Every record should be repeated exactly, except that pictures are left out.
Start of Supplied entries
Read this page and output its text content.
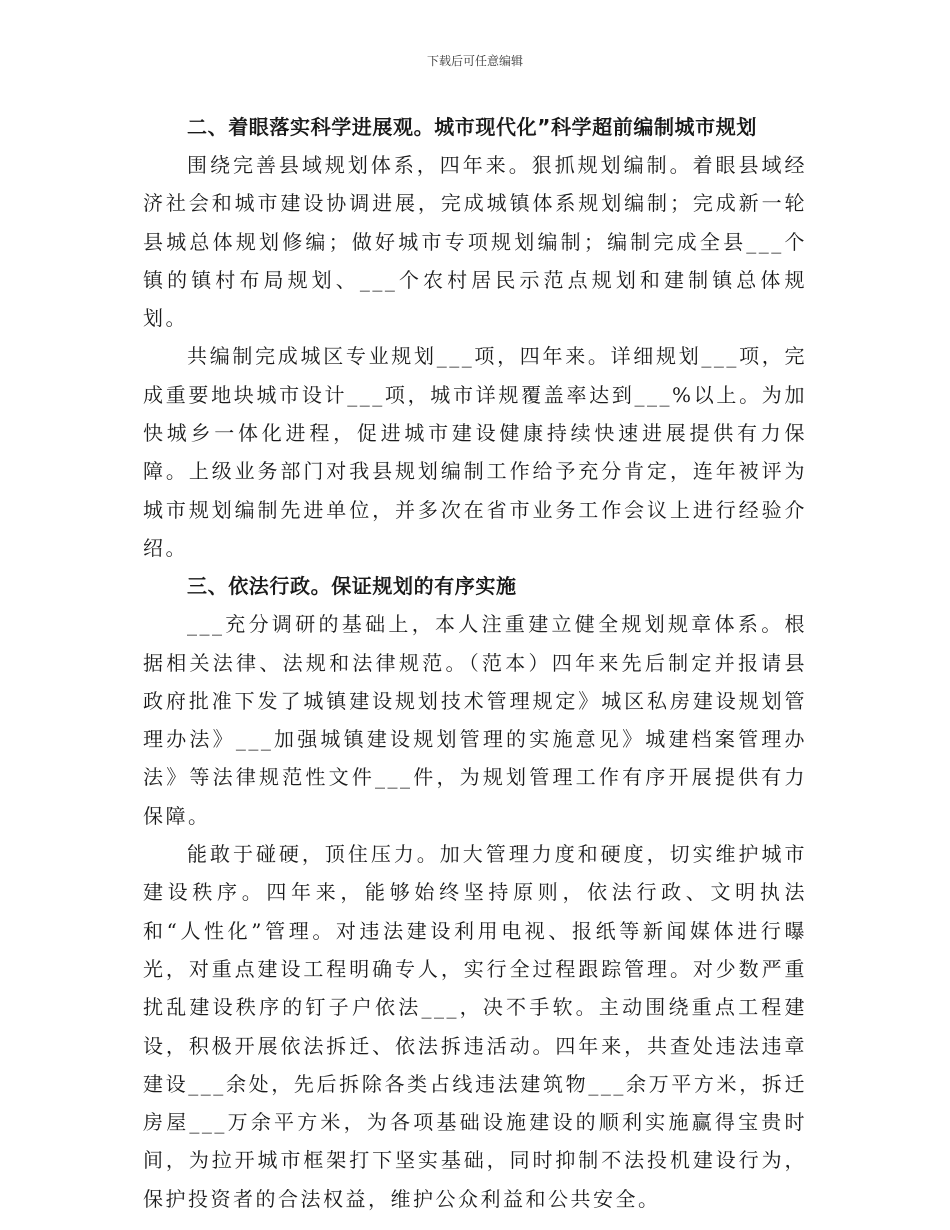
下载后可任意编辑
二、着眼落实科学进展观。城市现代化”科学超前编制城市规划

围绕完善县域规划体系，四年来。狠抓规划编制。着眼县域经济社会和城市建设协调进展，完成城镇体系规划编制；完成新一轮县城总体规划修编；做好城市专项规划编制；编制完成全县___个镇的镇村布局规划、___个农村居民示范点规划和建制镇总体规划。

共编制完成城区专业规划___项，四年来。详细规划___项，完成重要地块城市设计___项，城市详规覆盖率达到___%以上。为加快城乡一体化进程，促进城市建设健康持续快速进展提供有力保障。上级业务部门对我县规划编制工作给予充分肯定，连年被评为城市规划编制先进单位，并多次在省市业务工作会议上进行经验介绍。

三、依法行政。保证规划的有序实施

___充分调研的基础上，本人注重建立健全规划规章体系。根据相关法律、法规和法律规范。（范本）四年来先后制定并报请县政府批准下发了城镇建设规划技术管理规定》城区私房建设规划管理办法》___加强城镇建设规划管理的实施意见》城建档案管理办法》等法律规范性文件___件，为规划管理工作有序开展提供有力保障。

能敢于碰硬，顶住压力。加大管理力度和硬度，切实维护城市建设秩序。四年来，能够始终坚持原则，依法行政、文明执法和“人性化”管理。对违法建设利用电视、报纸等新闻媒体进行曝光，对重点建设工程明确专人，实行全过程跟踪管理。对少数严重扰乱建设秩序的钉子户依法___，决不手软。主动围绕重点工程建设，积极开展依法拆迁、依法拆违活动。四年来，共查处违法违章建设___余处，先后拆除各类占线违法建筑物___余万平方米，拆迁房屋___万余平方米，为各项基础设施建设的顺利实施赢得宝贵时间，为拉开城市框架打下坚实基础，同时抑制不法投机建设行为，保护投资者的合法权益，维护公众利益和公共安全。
End of Supplied entries
Response ▸
Read this page and output its text content.
下载后可任意编辑
二、着眼落实科学进展观。城市现代化”科学超前编制城市规划

围绕完善县域规划体系，四年来。狠抓规划编制。着眼县域经济社会和城市建设协调进展，完成城镇体系规划编制；完成新一轮县城总体规划修编；做好城市专项规划编制；编制完成全县___个镇的镇村布局规划、___个农村居民示范点规划和建制镇总体规划。

共编制完成城区专业规划___项，四年来。详细规划___项，完成重要地块城市设计___项，城市详规覆盖率达到___%以上。为加快城乡一体化进程，促进城市建设健康持续快速进展提供有力保障。上级业务部门对我县规划编制工作给予充分肯定，连年被评为城市规划编制先进单位，并多次在省市业务工作会议上进行经验介绍。

三、依法行政。保证规划的有序实施

___充分调研的基础上，本人注重建立健全规划规章体系。根据相关法律、法规和法律规范。（范本）四年来先后制定并报请县政府批准下发了城镇建设规划技术管理规定》城区私房建设规划管理办法》___加强城镇建设规划管理的实施意见》城建档案管理办法》等法律规范性文件___件，为规划管理工作有序开展提供有力保障。

能敢于碰硬，顶住压力。加大管理力度和硬度，切实维护城市建设秩序。四年来，能够始终坚持原则，依法行政、文明执法和“人性化”管理。对违法建设利用电视、报纸等新闻媒体进行曝光，对重点建设工程明确专人，实行全过程跟踪管理。对少数严重扰乱建设秩序的钉子户依法___，决不手软。主动围绕重点工程建设，积极开展依法拆迁、依法拆违活动。四年来，共查处违法违章建设___余处，先后拆除各类占线违法建筑物___余万平方米，拆迁房屋___万余平方米，为各项基础设施建设的顺利实施赢得宝贵时间，为拉开城市框架打下坚实基础，同时抑制不法投机建设行为，保护投资者的合法权益，维护公众利益和公共安全。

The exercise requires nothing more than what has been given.